▶ _TEXT BLOCK_
● ● ● ● ●

The general principle of law is that the successful litigant in possession of a valid court judgement is entitled to the fruits of judgement unless there exist exceptional circumstances to deny him or her that right. For purposes of preserving the decree which has been passed against a party stay gives room for maintenance of status quo pending the outcome of the appeal. This principle was stated in the Nigeria Case of SPDC v Amadi 2011 INLR where the court held
“If stay of execution is not granted the beneficiaries of the judgment would go into the shell Residential Area (the Res) driven by all kinds of desires and the end is best imagined. The Res may be destroyed before the appeal is determined. A return to the status quo ante bellum in the event the appellant wins and that will be bad for the stream of justice which must be kept pure at all times. The court would be presented with a fait accompli before its judgement is delivered.”
The governing procedural law to satisfy an application of this nature for stay of execution is provided under order 42 rule 6 of the Civil Procedure Rules, 2010 which states as follows;
(a)That the application for stay has been made without unreasonable delay
(b)That substantial loss may result to the applicant unless an order is made.
(c)That such security as the court may order for the due performance of such decree or orders as may ultimately be binding o him has been given by the applicant
It is also trite the mere lodge of an appeal is no ground for stay of execution. The applicant has to satisfy the court of equity that is deserving the stay orders as expressly stated in the above order. The onus to discharge the burden of proof is vested with the applicant.
Unreasonable Delay in Filing the Application
First, the court should consider whether there was unreasonable delay in filing the application for stay of execution. This principle is undisputed in the present case; judgment at the HIV &AIDS tribunal was delivered on 22nd June 2018 and the applicant filed their notice of motion under certificate of urgency on 19th July 2018, this was less than a month from the date judgment was delivered. Contrary to the submissions by the respondent the application seeking stay of execution was filed in a timely manner.

● ● ● ● ●

▶ _RECORDED DATA_
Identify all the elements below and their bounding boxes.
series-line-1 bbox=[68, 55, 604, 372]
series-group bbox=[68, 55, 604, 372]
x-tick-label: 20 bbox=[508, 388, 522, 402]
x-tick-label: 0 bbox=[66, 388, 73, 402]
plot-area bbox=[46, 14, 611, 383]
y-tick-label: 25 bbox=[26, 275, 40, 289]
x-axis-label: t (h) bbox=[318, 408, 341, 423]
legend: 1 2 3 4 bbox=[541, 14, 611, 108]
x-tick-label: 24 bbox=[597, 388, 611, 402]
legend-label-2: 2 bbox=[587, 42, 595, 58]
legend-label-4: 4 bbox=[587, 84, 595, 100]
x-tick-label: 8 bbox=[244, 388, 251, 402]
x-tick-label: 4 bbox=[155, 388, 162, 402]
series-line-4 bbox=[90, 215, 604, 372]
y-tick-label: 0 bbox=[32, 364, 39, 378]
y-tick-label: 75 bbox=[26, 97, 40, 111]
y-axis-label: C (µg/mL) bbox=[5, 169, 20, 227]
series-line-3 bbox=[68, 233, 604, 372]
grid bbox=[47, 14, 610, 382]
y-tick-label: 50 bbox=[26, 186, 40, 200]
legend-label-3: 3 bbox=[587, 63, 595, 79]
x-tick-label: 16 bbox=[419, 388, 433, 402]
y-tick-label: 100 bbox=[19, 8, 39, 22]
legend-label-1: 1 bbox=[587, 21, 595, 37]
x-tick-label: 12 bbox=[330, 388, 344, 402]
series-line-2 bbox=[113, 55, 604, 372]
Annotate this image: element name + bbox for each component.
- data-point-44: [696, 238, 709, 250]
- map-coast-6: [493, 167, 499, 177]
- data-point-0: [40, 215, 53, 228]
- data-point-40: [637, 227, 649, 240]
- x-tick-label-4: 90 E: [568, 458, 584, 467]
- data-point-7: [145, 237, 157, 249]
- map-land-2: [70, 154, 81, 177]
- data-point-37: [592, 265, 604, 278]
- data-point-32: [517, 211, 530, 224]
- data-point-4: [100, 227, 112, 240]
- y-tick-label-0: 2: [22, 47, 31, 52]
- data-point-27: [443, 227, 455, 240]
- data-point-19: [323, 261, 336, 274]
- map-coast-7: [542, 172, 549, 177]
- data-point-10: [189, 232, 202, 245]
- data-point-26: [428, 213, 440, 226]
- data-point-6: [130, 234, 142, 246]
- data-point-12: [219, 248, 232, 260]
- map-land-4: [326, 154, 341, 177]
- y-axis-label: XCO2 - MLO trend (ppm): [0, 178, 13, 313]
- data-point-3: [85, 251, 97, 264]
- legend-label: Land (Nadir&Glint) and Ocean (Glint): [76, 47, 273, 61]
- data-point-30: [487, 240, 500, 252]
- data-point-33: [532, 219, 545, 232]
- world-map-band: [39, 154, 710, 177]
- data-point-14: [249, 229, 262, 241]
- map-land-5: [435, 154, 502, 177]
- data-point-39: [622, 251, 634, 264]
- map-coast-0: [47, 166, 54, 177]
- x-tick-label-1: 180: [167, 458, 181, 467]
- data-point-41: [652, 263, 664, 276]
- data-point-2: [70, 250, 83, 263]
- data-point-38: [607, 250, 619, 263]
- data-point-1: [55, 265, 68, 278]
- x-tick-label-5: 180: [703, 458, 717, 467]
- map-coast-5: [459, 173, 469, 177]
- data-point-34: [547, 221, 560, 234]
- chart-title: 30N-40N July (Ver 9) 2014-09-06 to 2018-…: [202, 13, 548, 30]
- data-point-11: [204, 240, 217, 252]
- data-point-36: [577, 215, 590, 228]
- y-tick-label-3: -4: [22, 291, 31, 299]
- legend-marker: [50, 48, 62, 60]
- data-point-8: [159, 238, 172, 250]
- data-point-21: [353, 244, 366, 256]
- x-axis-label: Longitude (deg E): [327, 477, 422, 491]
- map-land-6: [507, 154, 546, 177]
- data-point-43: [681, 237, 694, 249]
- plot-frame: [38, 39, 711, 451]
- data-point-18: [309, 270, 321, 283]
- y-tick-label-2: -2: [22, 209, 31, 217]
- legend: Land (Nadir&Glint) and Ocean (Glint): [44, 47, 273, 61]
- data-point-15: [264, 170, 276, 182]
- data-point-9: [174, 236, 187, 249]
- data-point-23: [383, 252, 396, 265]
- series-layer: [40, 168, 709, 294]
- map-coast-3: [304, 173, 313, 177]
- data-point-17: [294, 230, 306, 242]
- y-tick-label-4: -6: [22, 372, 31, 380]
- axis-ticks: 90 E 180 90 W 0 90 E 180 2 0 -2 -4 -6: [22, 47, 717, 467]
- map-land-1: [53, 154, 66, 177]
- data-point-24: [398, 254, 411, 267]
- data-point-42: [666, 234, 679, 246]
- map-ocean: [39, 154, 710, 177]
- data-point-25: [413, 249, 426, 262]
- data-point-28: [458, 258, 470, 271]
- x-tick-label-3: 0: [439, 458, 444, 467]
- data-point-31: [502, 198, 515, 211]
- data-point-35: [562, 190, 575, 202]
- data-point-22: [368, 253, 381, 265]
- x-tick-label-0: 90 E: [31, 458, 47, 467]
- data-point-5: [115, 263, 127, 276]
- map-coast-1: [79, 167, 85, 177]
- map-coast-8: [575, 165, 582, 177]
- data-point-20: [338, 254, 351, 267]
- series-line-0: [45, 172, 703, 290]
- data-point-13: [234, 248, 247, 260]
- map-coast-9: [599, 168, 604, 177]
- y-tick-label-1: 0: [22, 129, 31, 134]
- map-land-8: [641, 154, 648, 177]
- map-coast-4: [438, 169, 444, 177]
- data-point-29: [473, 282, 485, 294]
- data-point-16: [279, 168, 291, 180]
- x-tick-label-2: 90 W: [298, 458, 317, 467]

● ● ● ● ●

▶ _BRIEF_
Rewrite the stretch of the legal text from "The governing procedural" through "order is made.", changing each "stay" to "suspension".

▶ _WRITTEN REPLY_
The governing procedural law to satisfy an application of this nature for suspension of execution is provided under order 42 rule 6 of the Civil Procedure Rules, 2010 which states as follows;
(a)That the application for suspension has been made without unreasonable delay
(b)That substantial loss may result to the applicant unless an order is made.